Arahan Tugas -
Sebutkan alamat kantor pusat Huria Kristen Indonesia menurut kutipan halaman.

Kutipan Halaman -
Gereja Kristen di Sumatera Bagian Selatan - GKSBS (memakai adat Jawa dan Melayu)
Huria Kristen Batak Protestan - HKBP (memakai adat suku Batak Toba
Gereja Batak Karo Protestan - GBKP (memakai adat suku Batak Karo)
Gereja Kristen Protestan Simalungun - GKPS (memakai adat suku Batak Simalungun)
Huria Kristen Indonesia adalah sebuah persekutuan gereja Lutheran di Indonesia yang berkantor
pusat di Jl. Melanthon Siregar No. 111, Pematangsiantar, Sumatera Utara. Gereja ini termasuk
kelompok gereja-gereja Kristen Protestan di Indonesia dan merupakan anggota Persekutuan
Gereja-gereja di Indonesia (PGI). Dalam umurnya yang ke 79 tahun ini, HKI sudah tersebar di
persada Nusantara ini terutama di Sumatera dan Jawa. Warga jemaatnya kurang lebih 300.000
jiwa dan tersebar di 674 Jemaat, 103 Resort, dan 8 Distrik/ Daerah, dilayani oleh 130 orang
pendeta, 78 orang guru jemaat penuh waktu dan 596 orang guru jemaat paruh waktu, 8 orang
bibelvrow, 4 orang diakones. (Pdt.Hopol M.Sihombing)

Daftar Data -
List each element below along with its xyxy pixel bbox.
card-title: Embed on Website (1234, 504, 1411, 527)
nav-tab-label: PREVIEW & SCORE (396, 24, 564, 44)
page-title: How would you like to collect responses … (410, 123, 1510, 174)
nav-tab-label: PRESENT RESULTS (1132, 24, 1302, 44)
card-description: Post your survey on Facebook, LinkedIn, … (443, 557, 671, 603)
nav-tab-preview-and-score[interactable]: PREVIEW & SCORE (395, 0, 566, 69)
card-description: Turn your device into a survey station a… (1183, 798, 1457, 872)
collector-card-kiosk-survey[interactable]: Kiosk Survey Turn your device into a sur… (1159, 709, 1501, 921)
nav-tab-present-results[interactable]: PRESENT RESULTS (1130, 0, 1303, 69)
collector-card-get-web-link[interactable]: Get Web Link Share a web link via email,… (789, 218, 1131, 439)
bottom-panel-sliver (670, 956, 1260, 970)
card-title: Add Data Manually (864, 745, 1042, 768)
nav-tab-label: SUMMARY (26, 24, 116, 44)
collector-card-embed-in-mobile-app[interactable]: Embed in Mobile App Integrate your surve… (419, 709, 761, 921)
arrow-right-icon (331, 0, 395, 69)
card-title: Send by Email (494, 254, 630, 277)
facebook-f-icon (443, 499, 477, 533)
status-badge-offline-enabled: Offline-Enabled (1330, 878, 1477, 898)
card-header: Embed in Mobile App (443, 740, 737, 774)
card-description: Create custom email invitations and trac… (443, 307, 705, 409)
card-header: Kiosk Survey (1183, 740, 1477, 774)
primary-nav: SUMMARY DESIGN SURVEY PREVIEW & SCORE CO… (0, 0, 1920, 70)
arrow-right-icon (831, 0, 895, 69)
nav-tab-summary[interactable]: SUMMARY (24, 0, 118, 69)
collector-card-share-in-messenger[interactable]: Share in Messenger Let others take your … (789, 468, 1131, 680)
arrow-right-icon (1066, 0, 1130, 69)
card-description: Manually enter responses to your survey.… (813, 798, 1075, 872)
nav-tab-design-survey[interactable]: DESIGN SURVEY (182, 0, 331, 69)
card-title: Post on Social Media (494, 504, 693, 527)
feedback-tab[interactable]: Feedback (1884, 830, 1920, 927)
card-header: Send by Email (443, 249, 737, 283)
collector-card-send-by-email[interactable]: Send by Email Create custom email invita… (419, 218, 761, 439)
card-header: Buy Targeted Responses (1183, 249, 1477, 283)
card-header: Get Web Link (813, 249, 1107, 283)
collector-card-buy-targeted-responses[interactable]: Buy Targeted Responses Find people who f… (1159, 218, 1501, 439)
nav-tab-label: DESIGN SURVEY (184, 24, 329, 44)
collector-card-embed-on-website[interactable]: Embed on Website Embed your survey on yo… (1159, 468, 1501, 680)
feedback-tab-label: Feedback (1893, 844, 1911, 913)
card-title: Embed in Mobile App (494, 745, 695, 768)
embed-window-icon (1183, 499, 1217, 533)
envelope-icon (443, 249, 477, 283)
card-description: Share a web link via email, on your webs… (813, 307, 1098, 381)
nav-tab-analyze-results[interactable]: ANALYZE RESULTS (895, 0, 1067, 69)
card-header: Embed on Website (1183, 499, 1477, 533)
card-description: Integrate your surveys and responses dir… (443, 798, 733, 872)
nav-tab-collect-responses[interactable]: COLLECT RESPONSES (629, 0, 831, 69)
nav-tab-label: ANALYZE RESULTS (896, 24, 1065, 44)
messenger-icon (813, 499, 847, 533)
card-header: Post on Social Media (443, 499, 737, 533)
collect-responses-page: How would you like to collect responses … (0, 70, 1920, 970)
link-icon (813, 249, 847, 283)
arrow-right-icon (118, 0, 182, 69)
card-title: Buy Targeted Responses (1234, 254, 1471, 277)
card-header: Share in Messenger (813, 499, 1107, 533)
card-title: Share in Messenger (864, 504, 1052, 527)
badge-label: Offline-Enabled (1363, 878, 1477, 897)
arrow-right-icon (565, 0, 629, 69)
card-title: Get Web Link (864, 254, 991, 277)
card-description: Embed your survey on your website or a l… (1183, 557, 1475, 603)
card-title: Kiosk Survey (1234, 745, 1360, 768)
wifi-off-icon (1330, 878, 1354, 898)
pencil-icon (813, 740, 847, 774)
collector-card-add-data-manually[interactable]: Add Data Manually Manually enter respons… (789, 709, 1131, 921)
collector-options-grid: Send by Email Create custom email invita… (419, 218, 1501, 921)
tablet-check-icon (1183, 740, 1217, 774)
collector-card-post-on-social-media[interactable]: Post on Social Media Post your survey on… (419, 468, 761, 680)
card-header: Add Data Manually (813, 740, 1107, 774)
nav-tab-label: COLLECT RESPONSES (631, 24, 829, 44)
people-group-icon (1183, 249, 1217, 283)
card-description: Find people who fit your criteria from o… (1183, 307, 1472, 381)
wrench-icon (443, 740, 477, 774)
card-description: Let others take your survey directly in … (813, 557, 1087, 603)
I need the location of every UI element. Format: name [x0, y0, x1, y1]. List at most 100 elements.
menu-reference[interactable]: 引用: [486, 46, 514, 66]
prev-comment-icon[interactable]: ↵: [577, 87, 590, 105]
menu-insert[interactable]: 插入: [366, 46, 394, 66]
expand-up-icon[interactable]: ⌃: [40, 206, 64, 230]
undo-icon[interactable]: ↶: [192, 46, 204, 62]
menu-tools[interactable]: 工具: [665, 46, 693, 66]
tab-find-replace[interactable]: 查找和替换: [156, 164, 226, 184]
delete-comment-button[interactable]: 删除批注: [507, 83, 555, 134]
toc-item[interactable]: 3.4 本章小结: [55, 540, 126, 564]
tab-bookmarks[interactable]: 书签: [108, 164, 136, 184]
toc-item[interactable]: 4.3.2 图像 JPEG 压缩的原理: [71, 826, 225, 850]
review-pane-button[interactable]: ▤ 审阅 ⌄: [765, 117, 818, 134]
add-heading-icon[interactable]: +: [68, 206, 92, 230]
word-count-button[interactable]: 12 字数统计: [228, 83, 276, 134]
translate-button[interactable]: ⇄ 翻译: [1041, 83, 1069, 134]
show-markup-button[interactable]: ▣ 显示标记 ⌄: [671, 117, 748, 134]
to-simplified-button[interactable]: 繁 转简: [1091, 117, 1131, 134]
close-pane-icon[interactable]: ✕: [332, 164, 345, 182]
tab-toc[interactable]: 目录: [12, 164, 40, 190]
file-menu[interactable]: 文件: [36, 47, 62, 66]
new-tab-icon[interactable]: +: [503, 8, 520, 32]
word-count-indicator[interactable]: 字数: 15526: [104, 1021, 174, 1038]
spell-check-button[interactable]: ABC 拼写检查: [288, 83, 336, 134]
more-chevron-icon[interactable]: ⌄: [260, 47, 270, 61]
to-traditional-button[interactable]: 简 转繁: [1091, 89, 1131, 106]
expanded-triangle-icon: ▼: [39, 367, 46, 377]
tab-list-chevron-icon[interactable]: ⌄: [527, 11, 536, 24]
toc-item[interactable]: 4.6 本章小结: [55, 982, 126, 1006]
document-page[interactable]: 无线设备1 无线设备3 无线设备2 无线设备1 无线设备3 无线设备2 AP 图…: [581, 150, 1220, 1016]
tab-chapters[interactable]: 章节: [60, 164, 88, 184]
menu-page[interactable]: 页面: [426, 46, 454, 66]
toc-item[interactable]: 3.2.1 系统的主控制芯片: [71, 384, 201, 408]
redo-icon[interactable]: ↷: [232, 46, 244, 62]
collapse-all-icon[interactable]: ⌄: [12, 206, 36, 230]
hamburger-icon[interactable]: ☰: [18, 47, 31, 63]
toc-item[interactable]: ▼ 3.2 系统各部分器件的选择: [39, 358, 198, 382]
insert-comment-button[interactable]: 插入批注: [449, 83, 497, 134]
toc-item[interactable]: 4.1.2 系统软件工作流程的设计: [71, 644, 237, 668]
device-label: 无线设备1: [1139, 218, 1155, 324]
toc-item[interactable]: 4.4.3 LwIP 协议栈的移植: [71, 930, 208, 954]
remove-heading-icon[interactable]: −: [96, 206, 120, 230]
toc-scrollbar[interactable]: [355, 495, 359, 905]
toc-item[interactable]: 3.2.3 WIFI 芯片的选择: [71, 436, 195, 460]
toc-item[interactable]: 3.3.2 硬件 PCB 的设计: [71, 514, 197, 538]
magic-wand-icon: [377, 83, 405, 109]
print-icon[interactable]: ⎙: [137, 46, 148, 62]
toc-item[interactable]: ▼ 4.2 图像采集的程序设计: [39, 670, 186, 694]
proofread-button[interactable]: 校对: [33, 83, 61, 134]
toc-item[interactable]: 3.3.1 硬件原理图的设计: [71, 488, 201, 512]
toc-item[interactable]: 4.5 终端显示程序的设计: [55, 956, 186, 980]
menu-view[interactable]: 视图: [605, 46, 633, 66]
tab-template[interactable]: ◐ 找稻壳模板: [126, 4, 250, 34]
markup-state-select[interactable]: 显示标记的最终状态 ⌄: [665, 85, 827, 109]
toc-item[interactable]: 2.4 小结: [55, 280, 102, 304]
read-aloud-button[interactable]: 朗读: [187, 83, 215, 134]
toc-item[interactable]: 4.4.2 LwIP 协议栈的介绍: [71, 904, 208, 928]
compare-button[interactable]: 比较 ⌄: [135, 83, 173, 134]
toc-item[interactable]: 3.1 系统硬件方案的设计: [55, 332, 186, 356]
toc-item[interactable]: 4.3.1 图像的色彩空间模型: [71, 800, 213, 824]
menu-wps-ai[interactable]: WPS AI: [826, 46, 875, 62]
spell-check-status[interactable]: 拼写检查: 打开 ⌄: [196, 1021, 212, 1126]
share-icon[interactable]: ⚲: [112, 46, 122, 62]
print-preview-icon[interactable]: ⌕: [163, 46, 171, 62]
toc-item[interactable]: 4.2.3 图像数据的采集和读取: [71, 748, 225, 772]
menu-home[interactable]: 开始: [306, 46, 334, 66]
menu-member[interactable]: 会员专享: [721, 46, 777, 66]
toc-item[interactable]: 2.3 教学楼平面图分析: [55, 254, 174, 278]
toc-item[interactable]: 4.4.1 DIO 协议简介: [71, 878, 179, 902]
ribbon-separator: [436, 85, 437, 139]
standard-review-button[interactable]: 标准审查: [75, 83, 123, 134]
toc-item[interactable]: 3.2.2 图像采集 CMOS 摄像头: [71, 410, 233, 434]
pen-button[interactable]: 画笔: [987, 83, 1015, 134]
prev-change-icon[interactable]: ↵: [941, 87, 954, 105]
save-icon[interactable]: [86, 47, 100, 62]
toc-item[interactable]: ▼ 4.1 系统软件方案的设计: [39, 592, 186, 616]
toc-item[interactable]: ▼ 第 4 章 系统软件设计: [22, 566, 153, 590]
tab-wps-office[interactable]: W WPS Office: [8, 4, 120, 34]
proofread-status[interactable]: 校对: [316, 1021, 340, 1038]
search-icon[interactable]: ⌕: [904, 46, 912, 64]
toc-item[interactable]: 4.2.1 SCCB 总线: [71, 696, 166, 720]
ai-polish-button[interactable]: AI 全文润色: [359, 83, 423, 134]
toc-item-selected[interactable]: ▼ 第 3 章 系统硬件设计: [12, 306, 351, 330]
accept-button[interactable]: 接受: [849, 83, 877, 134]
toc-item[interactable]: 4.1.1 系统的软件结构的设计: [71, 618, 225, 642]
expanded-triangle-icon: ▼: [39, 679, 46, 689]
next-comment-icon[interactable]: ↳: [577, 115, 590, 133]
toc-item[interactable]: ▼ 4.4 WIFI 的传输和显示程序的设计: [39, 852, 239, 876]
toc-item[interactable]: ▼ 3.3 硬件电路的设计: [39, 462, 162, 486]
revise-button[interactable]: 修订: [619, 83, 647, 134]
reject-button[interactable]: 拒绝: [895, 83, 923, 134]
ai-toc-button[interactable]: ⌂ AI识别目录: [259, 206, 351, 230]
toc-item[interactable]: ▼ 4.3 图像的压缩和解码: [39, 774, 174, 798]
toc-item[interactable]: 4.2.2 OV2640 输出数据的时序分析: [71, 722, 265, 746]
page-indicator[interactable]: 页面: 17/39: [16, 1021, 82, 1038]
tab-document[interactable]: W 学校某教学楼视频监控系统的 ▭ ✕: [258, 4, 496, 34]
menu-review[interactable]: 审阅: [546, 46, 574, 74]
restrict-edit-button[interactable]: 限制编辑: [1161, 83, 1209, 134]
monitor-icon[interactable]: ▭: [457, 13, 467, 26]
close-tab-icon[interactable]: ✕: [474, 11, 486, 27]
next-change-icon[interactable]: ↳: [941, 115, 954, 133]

Jawaban Soal -
Jl. Melanthon Siregar No. 111, Pematangsiantar, Sumatera Utara.